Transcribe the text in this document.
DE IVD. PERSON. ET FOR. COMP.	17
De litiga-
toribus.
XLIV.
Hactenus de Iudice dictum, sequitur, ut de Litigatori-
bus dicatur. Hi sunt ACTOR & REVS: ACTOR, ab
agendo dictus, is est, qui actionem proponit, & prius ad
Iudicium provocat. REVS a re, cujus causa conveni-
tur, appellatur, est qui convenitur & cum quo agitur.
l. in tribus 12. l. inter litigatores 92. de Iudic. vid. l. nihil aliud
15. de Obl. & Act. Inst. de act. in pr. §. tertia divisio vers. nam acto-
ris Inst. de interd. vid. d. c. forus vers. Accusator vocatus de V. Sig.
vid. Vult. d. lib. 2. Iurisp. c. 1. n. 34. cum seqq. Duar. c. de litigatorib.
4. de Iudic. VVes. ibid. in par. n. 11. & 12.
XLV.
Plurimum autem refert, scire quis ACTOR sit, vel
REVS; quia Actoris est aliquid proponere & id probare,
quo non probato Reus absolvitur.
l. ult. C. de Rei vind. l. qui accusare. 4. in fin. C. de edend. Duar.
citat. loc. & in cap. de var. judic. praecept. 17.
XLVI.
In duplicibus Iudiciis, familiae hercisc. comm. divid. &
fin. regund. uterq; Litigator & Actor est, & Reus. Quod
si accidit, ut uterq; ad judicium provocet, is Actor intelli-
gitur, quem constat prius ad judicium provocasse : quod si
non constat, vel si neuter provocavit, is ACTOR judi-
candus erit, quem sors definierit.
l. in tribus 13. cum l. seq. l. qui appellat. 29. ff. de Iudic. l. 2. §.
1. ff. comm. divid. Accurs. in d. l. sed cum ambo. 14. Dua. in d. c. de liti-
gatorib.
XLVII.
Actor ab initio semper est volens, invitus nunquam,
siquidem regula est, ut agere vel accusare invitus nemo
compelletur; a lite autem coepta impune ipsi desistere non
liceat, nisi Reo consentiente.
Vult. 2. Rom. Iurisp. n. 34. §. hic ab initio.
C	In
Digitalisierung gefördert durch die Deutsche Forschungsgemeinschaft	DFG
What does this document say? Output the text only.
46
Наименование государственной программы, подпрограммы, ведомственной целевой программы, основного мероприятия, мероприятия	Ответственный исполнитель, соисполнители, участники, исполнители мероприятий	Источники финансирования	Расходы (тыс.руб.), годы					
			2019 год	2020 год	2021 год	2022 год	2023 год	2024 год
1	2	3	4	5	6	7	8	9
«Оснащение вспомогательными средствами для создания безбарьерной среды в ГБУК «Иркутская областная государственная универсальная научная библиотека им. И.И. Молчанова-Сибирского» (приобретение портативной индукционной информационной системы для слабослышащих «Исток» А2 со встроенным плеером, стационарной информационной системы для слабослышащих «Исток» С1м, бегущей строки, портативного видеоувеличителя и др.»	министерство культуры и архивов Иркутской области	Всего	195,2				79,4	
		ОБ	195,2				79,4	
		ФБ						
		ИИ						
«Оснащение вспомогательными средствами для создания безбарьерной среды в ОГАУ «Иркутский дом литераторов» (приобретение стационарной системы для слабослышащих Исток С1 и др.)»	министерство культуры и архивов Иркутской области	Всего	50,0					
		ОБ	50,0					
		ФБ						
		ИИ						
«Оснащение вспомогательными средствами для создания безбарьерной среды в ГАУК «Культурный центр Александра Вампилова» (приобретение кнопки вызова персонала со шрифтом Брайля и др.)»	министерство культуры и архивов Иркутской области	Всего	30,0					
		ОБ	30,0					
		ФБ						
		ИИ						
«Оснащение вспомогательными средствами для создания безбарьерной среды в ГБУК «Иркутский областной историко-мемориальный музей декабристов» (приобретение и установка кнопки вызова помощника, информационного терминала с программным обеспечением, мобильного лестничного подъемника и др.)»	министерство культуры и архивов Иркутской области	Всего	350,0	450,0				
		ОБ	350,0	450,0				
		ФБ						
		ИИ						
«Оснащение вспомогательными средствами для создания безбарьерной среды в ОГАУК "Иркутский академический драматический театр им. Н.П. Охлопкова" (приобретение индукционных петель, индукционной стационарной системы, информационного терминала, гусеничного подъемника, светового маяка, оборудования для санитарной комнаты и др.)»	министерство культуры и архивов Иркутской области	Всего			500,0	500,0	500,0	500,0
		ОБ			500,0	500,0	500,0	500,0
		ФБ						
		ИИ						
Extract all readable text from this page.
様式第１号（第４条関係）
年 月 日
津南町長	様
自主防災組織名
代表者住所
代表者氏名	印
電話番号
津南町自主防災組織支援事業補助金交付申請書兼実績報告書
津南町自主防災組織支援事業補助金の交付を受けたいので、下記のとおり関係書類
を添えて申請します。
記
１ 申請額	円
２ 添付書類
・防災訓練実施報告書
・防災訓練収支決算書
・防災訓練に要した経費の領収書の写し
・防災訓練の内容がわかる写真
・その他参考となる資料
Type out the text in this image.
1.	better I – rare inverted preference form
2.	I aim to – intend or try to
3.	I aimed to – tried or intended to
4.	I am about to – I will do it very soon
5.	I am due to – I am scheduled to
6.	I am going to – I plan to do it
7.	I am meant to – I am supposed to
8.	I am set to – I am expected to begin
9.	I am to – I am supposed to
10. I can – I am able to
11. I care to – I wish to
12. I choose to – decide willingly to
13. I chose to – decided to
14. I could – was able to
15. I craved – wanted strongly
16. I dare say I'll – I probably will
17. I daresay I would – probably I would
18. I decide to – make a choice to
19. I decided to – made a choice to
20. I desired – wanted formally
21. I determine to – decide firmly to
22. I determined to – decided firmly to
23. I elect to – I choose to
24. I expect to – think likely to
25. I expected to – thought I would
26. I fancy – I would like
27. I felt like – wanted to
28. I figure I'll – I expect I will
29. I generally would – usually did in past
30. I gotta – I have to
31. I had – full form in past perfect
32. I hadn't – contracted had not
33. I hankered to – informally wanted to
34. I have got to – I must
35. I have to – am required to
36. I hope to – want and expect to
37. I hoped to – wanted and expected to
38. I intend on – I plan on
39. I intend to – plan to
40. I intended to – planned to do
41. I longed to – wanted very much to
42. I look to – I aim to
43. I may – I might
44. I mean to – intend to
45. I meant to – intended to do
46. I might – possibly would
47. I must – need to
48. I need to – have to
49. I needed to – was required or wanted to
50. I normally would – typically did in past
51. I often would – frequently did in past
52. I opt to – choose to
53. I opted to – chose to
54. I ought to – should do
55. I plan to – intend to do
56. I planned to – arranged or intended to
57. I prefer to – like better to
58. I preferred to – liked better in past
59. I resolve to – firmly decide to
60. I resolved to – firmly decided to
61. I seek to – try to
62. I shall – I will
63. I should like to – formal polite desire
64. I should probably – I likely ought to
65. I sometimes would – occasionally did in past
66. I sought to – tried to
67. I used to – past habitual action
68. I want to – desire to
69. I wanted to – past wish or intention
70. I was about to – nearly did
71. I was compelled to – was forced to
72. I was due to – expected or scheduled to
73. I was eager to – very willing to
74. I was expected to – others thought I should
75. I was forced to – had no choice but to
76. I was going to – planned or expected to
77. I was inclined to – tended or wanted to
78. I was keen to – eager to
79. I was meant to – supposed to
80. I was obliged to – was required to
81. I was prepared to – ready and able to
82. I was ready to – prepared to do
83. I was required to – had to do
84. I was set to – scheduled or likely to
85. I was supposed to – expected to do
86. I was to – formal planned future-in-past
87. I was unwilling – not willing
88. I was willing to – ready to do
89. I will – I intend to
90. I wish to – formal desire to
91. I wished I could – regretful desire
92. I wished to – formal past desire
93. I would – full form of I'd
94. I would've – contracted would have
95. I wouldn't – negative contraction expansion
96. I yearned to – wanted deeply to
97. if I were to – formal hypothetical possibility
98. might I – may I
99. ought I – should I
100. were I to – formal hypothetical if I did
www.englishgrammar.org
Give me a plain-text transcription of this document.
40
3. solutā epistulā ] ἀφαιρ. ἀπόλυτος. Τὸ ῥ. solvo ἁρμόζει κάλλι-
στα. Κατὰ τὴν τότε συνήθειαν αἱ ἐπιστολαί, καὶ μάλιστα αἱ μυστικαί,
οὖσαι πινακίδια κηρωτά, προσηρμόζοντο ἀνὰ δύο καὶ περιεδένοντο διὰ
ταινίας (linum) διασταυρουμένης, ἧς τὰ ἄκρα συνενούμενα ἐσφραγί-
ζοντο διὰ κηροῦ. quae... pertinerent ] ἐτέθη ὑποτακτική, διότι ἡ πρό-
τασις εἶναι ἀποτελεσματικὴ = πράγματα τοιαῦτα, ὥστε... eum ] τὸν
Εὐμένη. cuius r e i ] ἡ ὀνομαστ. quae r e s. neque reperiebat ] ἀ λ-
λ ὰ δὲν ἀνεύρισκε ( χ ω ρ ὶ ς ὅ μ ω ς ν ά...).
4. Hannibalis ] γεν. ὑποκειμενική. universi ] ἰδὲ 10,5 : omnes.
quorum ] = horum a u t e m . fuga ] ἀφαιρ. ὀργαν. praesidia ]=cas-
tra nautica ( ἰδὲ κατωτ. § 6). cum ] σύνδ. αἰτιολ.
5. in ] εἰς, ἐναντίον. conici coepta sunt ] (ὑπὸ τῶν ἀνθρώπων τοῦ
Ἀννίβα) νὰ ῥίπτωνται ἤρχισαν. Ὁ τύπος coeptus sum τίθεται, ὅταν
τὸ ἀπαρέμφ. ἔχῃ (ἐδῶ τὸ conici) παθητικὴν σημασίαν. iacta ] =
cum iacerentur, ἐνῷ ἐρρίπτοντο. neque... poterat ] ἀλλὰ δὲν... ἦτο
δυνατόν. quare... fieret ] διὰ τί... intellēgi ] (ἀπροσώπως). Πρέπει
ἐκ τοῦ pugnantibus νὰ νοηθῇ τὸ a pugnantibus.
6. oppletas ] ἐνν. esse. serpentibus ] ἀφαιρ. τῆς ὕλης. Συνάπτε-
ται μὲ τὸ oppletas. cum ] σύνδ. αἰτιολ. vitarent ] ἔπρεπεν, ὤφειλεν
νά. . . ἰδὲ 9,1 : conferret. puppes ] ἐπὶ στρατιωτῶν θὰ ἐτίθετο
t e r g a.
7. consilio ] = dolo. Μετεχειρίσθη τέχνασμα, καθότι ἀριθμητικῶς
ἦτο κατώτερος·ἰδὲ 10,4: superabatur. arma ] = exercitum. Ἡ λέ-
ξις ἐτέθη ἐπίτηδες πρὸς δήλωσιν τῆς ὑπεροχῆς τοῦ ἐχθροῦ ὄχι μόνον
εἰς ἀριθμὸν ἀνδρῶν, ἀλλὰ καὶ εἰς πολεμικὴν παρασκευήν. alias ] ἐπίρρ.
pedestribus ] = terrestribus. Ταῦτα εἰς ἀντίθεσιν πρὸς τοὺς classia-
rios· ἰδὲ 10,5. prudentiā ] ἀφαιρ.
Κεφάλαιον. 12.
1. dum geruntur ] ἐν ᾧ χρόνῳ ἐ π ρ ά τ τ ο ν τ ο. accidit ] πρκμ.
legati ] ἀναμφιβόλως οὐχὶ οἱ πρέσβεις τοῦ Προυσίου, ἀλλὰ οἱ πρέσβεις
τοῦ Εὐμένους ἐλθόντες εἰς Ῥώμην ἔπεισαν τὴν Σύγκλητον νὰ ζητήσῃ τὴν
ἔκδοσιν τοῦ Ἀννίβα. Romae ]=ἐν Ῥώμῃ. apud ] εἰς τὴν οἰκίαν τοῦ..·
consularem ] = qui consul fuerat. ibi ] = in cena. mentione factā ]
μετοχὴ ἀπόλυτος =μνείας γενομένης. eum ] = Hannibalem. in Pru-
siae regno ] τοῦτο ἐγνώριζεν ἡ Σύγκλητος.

==============================

- **YOUR INSTRUCTIONS**
Scan the records for the string "invitus". Copy each line in which it appears.

- **SOLUTION BELOW**
Actor ab initio semper est volens, invitus nunquam,
siquidem regula est, ut agere vel accusare invitus nemo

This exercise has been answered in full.